*SHORT PROBLEM:* List each line holding the string "EXCELLENT".

*DATA SUPPLIED:*
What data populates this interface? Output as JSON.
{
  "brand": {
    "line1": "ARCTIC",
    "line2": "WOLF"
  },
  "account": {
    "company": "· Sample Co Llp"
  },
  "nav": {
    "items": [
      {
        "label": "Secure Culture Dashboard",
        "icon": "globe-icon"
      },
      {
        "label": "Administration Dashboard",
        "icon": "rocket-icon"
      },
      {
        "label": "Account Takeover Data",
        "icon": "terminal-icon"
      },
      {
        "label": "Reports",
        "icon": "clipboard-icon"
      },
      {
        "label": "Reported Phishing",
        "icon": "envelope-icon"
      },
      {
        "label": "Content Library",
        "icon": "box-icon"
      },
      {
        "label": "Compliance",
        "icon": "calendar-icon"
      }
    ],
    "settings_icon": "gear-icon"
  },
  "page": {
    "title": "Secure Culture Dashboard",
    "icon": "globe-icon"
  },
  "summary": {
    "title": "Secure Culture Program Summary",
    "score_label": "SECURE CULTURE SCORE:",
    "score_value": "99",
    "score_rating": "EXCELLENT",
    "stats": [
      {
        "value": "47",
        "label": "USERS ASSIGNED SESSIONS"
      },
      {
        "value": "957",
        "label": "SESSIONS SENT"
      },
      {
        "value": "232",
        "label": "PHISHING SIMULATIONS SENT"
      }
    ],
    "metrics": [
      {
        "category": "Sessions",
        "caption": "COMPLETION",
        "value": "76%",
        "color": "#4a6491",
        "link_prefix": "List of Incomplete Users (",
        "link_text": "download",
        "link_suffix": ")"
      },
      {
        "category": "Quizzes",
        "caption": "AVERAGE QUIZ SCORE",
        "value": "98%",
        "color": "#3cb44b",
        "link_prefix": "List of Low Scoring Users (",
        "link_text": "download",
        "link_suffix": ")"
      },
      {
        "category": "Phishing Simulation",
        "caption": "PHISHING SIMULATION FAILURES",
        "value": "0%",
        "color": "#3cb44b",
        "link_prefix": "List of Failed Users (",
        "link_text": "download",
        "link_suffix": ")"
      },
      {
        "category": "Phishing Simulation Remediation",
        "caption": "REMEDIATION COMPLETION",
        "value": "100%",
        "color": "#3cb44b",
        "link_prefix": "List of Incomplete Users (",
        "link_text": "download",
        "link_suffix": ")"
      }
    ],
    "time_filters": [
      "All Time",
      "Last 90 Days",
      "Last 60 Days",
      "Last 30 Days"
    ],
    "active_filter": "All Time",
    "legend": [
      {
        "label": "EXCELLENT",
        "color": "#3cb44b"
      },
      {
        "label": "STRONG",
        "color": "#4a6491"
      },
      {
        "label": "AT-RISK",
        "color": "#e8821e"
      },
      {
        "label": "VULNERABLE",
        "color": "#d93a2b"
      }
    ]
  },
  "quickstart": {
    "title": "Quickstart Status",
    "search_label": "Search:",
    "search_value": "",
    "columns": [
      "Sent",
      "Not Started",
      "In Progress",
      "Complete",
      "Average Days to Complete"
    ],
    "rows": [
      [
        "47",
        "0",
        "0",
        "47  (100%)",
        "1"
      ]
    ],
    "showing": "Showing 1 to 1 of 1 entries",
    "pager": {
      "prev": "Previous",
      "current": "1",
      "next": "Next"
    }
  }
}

*OUTPUT:*
    "score_rating": "EXCELLENT",
        "label": "EXCELLENT",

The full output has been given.